Task material:

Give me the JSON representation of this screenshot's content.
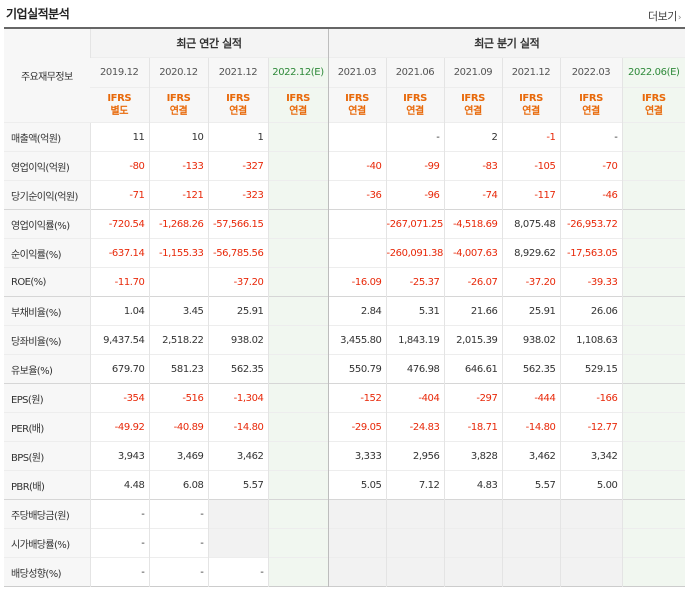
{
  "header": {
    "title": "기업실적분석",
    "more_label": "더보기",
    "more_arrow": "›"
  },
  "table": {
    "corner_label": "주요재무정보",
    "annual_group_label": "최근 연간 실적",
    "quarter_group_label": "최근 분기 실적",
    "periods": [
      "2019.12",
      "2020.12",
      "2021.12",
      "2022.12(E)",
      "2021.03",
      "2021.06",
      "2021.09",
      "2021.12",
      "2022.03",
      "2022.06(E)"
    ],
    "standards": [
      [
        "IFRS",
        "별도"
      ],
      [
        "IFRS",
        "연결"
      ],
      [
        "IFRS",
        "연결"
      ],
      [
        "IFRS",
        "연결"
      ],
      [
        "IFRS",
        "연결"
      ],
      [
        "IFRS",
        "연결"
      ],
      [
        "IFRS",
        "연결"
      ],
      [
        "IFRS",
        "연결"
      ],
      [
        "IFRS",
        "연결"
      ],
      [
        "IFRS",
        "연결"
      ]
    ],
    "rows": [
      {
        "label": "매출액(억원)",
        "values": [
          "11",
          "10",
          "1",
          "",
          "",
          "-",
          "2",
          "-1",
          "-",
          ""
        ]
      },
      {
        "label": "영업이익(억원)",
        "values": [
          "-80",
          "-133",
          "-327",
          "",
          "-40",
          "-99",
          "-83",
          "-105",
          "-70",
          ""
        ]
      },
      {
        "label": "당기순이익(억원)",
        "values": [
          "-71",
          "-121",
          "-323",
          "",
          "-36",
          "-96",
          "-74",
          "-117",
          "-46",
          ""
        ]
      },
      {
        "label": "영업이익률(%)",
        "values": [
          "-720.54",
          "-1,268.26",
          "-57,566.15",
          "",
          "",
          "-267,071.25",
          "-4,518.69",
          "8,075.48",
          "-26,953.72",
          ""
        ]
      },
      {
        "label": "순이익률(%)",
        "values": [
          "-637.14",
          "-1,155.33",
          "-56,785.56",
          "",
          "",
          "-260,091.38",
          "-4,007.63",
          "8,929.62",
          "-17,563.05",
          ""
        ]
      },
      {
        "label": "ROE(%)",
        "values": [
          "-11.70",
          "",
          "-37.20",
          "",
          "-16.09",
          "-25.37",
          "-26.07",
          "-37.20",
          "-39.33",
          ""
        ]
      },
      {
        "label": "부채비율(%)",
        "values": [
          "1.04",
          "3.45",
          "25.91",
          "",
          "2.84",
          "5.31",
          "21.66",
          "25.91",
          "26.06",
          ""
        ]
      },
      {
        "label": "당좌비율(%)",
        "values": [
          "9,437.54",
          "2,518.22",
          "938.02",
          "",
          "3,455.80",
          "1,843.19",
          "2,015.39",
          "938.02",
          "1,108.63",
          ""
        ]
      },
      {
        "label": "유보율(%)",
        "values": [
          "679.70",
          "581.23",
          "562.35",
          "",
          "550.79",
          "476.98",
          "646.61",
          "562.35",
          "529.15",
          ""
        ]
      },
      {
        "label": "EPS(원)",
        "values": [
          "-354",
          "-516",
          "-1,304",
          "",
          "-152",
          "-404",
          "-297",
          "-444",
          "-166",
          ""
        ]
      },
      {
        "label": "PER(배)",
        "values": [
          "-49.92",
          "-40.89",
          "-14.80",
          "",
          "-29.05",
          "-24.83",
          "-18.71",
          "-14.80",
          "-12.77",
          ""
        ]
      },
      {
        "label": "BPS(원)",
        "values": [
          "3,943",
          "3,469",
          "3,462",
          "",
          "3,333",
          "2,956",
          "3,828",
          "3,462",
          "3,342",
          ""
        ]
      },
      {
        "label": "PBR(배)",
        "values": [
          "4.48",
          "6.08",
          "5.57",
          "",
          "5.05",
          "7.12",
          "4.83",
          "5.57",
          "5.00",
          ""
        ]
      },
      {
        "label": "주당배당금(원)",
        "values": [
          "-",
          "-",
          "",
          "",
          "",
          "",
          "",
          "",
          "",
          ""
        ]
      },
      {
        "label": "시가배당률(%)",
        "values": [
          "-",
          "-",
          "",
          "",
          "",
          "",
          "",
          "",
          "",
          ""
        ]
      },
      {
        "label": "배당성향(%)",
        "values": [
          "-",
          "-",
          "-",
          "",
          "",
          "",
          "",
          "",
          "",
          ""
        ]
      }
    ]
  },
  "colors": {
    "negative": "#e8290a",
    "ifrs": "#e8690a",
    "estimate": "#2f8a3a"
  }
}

---

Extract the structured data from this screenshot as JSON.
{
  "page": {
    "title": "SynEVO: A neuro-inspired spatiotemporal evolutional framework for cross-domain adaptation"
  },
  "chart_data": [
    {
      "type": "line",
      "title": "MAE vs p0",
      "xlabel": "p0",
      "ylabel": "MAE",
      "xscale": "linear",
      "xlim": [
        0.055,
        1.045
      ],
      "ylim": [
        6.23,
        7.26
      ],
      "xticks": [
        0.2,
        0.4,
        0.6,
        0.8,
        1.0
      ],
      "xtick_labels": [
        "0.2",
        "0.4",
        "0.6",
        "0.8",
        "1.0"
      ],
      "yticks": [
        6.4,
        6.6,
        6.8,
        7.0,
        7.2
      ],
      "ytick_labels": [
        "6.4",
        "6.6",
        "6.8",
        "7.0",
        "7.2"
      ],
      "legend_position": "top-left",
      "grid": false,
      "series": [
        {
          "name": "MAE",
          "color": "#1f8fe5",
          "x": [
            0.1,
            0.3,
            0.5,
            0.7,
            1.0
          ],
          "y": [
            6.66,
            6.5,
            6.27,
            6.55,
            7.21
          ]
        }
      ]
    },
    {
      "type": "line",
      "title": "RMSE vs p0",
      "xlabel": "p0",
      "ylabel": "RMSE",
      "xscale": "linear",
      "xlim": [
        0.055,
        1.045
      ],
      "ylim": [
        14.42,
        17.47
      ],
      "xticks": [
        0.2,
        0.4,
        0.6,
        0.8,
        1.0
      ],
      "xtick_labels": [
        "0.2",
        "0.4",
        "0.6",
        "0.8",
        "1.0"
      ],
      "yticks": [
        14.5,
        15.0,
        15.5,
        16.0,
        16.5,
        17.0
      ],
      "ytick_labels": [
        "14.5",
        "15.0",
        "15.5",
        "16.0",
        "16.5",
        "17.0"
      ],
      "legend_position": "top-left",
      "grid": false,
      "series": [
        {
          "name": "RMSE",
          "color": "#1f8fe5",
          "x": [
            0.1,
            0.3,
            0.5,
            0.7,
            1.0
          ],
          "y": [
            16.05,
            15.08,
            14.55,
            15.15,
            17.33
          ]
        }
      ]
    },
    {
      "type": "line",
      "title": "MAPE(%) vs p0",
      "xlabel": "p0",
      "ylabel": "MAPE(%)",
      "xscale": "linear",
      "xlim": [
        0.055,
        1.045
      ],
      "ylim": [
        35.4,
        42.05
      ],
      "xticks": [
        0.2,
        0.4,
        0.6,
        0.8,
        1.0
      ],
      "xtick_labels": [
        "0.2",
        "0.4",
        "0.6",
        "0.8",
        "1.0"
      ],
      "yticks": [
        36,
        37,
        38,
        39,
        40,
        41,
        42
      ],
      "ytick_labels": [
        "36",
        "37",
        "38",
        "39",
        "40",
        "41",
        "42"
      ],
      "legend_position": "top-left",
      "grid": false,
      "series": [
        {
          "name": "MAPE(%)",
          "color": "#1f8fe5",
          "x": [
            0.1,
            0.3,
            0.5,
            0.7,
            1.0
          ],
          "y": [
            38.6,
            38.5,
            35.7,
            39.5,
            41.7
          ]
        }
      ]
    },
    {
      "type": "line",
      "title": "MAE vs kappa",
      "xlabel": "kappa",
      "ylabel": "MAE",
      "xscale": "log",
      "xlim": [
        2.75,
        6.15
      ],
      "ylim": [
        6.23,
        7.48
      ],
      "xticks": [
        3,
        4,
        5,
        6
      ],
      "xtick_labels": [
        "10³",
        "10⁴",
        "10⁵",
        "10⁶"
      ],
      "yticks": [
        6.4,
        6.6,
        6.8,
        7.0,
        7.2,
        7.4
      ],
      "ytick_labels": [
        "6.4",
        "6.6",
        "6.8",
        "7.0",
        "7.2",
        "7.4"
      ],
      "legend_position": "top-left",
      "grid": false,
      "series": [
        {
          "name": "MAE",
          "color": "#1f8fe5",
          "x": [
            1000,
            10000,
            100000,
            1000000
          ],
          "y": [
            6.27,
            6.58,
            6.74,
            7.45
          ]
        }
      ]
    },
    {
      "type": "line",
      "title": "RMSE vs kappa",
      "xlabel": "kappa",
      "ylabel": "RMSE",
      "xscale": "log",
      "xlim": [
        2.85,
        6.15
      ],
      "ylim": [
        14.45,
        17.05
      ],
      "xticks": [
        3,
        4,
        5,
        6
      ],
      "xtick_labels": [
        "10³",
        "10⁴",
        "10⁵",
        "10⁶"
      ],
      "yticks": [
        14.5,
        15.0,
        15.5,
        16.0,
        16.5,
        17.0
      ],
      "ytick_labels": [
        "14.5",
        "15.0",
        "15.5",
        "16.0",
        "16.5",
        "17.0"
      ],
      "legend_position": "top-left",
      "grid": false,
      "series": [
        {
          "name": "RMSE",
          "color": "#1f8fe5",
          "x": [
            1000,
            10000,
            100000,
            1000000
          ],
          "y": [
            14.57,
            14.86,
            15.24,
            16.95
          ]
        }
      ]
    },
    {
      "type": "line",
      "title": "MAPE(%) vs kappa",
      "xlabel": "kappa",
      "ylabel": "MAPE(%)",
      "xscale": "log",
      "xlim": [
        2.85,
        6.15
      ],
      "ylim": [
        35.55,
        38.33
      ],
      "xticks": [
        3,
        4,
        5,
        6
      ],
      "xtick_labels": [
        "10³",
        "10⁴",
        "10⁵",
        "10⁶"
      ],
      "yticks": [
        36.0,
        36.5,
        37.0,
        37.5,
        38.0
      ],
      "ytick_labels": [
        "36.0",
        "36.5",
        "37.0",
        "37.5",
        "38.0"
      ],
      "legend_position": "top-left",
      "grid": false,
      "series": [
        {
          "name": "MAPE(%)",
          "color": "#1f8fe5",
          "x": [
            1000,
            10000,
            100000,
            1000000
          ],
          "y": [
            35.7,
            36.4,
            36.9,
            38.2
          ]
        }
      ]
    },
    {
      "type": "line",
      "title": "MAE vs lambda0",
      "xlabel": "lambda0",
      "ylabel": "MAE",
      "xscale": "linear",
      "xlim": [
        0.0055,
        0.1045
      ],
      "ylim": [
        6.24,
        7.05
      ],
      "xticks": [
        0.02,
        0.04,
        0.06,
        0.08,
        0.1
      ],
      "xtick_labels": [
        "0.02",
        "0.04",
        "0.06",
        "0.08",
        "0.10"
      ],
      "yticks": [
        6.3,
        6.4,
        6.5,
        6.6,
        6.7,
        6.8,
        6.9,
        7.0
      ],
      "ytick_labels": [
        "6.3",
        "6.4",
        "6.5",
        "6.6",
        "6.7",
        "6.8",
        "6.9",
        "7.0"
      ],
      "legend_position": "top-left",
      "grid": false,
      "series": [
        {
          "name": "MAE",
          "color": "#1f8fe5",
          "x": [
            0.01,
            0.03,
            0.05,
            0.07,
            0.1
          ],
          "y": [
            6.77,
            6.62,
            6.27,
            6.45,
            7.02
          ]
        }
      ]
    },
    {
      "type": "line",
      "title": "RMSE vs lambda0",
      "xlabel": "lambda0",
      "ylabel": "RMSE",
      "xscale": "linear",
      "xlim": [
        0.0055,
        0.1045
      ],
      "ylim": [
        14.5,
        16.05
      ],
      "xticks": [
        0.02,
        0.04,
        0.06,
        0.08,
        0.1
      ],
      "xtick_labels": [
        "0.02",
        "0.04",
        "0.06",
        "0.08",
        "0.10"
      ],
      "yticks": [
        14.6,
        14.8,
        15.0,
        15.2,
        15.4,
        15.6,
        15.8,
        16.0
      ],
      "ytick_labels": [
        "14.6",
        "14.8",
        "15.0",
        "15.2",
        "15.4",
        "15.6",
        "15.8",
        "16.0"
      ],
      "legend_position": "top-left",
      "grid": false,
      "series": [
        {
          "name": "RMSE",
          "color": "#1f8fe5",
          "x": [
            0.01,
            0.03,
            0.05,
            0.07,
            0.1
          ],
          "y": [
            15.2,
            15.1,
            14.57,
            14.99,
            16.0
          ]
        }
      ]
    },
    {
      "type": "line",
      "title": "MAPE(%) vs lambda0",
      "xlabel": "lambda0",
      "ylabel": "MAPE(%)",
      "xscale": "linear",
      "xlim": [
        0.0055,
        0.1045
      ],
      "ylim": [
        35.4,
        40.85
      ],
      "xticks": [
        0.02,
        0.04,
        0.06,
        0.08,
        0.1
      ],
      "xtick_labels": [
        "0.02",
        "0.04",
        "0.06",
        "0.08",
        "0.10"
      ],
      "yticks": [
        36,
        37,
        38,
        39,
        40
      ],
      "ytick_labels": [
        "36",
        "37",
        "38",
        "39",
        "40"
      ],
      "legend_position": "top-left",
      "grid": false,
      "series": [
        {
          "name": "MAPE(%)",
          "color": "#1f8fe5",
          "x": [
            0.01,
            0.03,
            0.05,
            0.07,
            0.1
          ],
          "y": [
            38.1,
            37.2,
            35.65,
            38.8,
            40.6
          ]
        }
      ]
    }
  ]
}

Given request:
Scan the material for lines with the word "title", and copy each line you find.

Full output:
    "title": "기업실적분석",
    "title": "SynEVO: A neuro-inspired spatiotemporal evolutional framework for cross-domain adaptation"
      "title": "MAE vs p0",
      "title": "RMSE vs p0",
      "title": "MAPE(%) vs p0",
      "title": "MAE vs kappa",
      "title": "RMSE vs kappa",
      "title": "MAPE(%) vs kappa",
      "title": "MAE vs lambda0",
      "title": "RMSE vs lambda0",
      "title": "MAPE(%) vs lambda0",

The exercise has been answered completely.